Data items
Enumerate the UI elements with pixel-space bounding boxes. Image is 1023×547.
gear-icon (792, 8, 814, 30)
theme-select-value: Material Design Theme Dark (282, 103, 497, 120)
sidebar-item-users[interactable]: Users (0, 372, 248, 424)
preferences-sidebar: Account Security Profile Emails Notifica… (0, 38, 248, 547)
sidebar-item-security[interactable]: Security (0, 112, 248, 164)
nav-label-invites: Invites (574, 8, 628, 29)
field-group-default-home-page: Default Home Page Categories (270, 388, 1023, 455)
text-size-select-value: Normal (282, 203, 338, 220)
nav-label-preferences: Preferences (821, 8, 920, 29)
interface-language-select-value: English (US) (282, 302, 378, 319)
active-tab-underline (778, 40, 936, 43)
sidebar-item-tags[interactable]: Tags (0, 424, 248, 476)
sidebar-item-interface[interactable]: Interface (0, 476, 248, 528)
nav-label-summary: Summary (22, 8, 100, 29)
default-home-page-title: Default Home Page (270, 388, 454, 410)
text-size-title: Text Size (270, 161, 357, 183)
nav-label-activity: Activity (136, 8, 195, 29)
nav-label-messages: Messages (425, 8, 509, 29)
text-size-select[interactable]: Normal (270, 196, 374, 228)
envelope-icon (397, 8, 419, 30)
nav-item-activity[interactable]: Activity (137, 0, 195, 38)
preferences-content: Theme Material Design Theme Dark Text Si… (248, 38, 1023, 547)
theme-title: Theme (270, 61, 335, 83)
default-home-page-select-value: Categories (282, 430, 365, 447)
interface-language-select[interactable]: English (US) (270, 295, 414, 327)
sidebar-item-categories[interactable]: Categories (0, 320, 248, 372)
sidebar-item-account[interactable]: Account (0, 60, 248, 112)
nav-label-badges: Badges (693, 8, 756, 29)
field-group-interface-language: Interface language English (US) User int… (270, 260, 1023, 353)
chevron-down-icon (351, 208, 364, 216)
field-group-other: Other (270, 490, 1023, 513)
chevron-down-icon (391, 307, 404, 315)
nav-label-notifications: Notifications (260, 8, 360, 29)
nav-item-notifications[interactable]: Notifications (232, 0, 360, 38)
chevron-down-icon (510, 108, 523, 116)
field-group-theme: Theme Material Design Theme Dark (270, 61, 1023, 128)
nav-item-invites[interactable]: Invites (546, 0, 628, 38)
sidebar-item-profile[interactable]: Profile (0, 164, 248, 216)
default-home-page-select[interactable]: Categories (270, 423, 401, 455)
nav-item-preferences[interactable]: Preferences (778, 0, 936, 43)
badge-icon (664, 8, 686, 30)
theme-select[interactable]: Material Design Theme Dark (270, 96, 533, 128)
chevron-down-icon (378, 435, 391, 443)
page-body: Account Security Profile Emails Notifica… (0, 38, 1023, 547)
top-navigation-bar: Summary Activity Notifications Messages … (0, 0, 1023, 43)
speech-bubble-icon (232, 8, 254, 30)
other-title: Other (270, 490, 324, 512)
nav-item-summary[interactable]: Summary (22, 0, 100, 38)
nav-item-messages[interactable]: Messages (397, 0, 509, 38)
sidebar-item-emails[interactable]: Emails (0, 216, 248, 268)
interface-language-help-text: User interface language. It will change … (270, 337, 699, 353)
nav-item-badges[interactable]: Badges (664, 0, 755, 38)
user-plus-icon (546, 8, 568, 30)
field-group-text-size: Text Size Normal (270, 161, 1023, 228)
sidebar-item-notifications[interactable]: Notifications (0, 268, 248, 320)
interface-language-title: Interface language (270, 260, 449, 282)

## STATED EXERCISE
Output every entry above line for line, changing nothing.

## WRITTEN SOLUTION
Enumerate the UI elements with pixel-space bounding boxes. Image is 1023×547.
gear-icon (792, 8, 814, 30)
theme-select-value: Material Design Theme Dark (282, 103, 497, 120)
sidebar-item-users[interactable]: Users (0, 372, 248, 424)
preferences-sidebar: Account Security Profile Emails Notifica… (0, 38, 248, 547)
sidebar-item-security[interactable]: Security (0, 112, 248, 164)
nav-label-invites: Invites (574, 8, 628, 29)
field-group-default-home-page: Default Home Page Categories (270, 388, 1023, 455)
text-size-select-value: Normal (282, 203, 338, 220)
nav-label-preferences: Preferences (821, 8, 920, 29)
interface-language-select-value: English (US) (282, 302, 378, 319)
active-tab-underline (778, 40, 936, 43)
sidebar-item-tags[interactable]: Tags (0, 424, 248, 476)
sidebar-item-interface[interactable]: Interface (0, 476, 248, 528)
nav-label-summary: Summary (22, 8, 100, 29)
default-home-page-title: Default Home Page (270, 388, 454, 410)
text-size-title: Text Size (270, 161, 357, 183)
nav-label-activity: Activity (136, 8, 195, 29)
nav-label-messages: Messages (425, 8, 509, 29)
text-size-select[interactable]: Normal (270, 196, 374, 228)
envelope-icon (397, 8, 419, 30)
nav-item-activity[interactable]: Activity (137, 0, 195, 38)
preferences-content: Theme Material Design Theme Dark Text Si… (248, 38, 1023, 547)
theme-title: Theme (270, 61, 335, 83)
default-home-page-select-value: Categories (282, 430, 365, 447)
interface-language-select[interactable]: English (US) (270, 295, 414, 327)
sidebar-item-categories[interactable]: Categories (0, 320, 248, 372)
sidebar-item-account[interactable]: Account (0, 60, 248, 112)
nav-label-badges: Badges (693, 8, 756, 29)
field-group-interface-language: Interface language English (US) User int… (270, 260, 1023, 353)
chevron-down-icon (351, 208, 364, 216)
field-group-other: Other (270, 490, 1023, 513)
chevron-down-icon (391, 307, 404, 315)
nav-label-notifications: Notifications (260, 8, 360, 29)
nav-item-notifications[interactable]: Notifications (232, 0, 360, 38)
chevron-down-icon (510, 108, 523, 116)
field-group-theme: Theme Material Design Theme Dark (270, 61, 1023, 128)
nav-item-invites[interactable]: Invites (546, 0, 628, 38)
sidebar-item-profile[interactable]: Profile (0, 164, 248, 216)
default-home-page-select[interactable]: Categories (270, 423, 401, 455)
nav-item-preferences[interactable]: Preferences (778, 0, 936, 43)
badge-icon (664, 8, 686, 30)
theme-select[interactable]: Material Design Theme Dark (270, 96, 533, 128)
chevron-down-icon (378, 435, 391, 443)
page-body: Account Security Profile Emails Notifica… (0, 38, 1023, 547)
top-navigation-bar: Summary Activity Notifications Messages … (0, 0, 1023, 43)
speech-bubble-icon (232, 8, 254, 30)
other-title: Other (270, 490, 324, 512)
nav-item-summary[interactable]: Summary (22, 0, 100, 38)
nav-item-messages[interactable]: Messages (397, 0, 509, 38)
sidebar-item-emails[interactable]: Emails (0, 216, 248, 268)
interface-language-help-text: User interface language. It will change … (270, 337, 699, 353)
nav-item-badges[interactable]: Badges (664, 0, 755, 38)
user-plus-icon (546, 8, 568, 30)
field-group-text-size: Text Size Normal (270, 161, 1023, 228)
sidebar-item-notifications[interactable]: Notifications (0, 268, 248, 320)
interface-language-title: Interface language (270, 260, 449, 282)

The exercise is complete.